━━━ Elenco dei dati ━━━

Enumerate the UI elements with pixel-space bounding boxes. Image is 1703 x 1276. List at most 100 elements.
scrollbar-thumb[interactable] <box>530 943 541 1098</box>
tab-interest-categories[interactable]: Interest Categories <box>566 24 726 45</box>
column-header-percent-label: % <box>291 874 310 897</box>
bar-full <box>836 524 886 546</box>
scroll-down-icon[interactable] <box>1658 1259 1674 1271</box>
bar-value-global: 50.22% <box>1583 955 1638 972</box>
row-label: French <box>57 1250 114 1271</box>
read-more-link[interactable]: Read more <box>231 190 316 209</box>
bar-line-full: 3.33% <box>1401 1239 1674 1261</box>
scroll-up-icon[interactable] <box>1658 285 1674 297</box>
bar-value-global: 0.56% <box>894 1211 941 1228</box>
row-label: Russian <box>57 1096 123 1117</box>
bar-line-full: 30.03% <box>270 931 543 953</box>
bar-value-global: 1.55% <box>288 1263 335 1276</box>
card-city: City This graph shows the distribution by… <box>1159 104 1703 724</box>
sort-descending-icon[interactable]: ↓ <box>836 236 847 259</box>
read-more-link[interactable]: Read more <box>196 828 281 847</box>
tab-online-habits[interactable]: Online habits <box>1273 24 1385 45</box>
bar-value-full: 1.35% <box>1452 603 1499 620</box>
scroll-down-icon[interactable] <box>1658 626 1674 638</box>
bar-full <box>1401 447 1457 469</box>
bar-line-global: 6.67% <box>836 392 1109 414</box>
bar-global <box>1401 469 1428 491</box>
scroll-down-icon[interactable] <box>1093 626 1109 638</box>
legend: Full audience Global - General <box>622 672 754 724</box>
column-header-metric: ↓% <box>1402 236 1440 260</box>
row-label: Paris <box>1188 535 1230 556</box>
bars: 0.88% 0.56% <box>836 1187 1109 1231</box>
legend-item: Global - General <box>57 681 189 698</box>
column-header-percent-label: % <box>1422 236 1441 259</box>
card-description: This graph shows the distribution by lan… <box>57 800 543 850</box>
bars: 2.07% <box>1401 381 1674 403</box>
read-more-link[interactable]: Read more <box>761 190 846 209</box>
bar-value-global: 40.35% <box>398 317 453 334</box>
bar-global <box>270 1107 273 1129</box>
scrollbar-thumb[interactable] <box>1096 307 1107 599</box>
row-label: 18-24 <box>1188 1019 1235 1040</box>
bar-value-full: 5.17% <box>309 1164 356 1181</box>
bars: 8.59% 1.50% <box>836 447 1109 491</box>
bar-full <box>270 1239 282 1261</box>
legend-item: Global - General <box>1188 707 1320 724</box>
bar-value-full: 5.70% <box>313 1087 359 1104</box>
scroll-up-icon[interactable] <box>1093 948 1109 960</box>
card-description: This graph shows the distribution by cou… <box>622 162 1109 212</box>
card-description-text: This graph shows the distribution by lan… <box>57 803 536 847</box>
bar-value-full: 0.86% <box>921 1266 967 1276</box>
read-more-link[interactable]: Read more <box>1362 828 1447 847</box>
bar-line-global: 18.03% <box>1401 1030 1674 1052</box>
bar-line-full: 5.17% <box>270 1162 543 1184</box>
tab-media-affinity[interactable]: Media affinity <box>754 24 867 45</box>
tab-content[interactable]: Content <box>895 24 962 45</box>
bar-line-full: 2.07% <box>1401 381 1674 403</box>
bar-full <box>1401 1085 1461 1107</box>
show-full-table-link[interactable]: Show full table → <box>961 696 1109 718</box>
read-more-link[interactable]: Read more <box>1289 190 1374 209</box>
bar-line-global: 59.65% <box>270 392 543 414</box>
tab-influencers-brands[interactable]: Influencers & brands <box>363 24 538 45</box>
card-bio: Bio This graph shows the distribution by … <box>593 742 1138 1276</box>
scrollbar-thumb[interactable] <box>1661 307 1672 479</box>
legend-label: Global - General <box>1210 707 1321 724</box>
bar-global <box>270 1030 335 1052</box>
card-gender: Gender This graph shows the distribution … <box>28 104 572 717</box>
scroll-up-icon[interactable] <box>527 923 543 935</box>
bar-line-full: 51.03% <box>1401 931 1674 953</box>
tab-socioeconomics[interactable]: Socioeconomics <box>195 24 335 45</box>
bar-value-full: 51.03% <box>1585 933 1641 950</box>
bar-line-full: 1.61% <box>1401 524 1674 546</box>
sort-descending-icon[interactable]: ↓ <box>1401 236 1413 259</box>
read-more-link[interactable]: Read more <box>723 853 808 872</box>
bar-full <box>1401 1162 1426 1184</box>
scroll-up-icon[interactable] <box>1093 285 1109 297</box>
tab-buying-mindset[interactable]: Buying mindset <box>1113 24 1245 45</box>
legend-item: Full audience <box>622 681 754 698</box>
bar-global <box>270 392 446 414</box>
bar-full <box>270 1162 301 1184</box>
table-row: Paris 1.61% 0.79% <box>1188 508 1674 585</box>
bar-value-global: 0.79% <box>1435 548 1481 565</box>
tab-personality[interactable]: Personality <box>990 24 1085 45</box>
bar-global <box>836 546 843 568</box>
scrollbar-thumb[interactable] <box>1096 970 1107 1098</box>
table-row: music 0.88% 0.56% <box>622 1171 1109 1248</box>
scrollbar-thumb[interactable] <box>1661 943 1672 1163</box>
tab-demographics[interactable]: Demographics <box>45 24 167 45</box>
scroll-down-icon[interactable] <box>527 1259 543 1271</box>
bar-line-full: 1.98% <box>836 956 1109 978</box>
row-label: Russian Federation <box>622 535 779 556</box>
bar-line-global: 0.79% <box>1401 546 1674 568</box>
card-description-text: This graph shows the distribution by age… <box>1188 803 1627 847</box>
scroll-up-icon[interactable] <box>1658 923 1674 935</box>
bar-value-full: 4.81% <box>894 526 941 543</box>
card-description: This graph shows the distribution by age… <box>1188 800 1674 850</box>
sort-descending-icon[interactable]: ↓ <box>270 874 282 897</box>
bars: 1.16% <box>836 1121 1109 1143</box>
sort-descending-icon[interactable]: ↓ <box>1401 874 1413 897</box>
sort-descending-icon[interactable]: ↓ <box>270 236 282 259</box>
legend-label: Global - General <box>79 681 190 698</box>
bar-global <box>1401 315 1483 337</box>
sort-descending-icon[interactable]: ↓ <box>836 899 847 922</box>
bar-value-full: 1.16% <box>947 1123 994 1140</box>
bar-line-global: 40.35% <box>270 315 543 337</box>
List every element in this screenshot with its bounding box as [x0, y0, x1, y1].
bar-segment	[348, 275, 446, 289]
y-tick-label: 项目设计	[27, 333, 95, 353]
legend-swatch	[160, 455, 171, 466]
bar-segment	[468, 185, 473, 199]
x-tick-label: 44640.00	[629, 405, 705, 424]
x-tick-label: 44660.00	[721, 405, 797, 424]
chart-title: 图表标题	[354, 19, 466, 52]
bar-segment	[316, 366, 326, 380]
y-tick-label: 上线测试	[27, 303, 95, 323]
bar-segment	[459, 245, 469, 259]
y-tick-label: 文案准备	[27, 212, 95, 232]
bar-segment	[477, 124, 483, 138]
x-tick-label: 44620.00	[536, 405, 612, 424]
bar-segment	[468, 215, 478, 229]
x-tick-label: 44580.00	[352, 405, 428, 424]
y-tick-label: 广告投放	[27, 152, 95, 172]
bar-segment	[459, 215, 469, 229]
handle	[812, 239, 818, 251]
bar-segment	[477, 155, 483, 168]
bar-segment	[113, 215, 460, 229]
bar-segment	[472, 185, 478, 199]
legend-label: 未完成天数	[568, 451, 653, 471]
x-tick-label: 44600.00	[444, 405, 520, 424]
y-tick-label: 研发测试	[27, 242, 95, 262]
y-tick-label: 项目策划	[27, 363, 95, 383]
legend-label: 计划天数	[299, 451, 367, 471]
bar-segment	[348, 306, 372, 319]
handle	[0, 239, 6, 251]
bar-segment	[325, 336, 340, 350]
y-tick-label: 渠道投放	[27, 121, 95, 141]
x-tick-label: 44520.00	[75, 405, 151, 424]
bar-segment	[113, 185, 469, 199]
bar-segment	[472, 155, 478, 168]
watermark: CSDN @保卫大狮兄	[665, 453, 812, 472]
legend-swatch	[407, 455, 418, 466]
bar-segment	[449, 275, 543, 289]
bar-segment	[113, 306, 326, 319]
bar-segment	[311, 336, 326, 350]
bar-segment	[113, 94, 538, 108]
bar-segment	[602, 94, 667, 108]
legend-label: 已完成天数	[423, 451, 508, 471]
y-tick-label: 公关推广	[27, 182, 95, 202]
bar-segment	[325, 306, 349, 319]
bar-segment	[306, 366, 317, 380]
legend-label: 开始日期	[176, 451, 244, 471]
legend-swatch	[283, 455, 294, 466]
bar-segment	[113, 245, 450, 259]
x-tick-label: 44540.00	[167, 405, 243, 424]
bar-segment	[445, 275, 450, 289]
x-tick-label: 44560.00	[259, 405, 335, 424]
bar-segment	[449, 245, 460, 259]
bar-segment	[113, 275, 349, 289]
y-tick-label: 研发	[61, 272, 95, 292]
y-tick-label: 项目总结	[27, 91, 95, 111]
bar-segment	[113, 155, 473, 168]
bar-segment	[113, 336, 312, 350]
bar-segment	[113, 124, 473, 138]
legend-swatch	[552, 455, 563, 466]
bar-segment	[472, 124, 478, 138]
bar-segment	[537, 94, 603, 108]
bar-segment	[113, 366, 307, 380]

━━━

Cosa produrre = Per favore, trascrivi senza alcuna modifica le righe del materiale dal suo inizio fino alla riga che contiene "read-more-link[interactable]: Read more <box>196", compresa.

Risposta all'esercizio =
Enumerate the UI elements with pixel-space bounding boxes. Image is 1703 x 1276. List at most 100 elements.
scrollbar-thumb[interactable] <box>530 943 541 1098</box>
tab-interest-categories[interactable]: Interest Categories <box>566 24 726 45</box>
column-header-percent-label: % <box>291 874 310 897</box>
bar-full <box>836 524 886 546</box>
scroll-down-icon[interactable] <box>1658 1259 1674 1271</box>
bar-value-global: 50.22% <box>1583 955 1638 972</box>
row-label: French <box>57 1250 114 1271</box>
read-more-link[interactable]: Read more <box>231 190 316 209</box>
bar-line-full: 3.33% <box>1401 1239 1674 1261</box>
scroll-up-icon[interactable] <box>1658 285 1674 297</box>
bar-value-global: 0.56% <box>894 1211 941 1228</box>
row-label: Russian <box>57 1096 123 1117</box>
bar-line-full: 30.03% <box>270 931 543 953</box>
bar-value-global: 1.55% <box>288 1263 335 1276</box>
card-city: City This graph shows the distribution by… <box>1159 104 1703 724</box>
sort-descending-icon[interactable]: ↓ <box>836 236 847 259</box>
read-more-link[interactable]: Read more <box>196 828 281 847</box>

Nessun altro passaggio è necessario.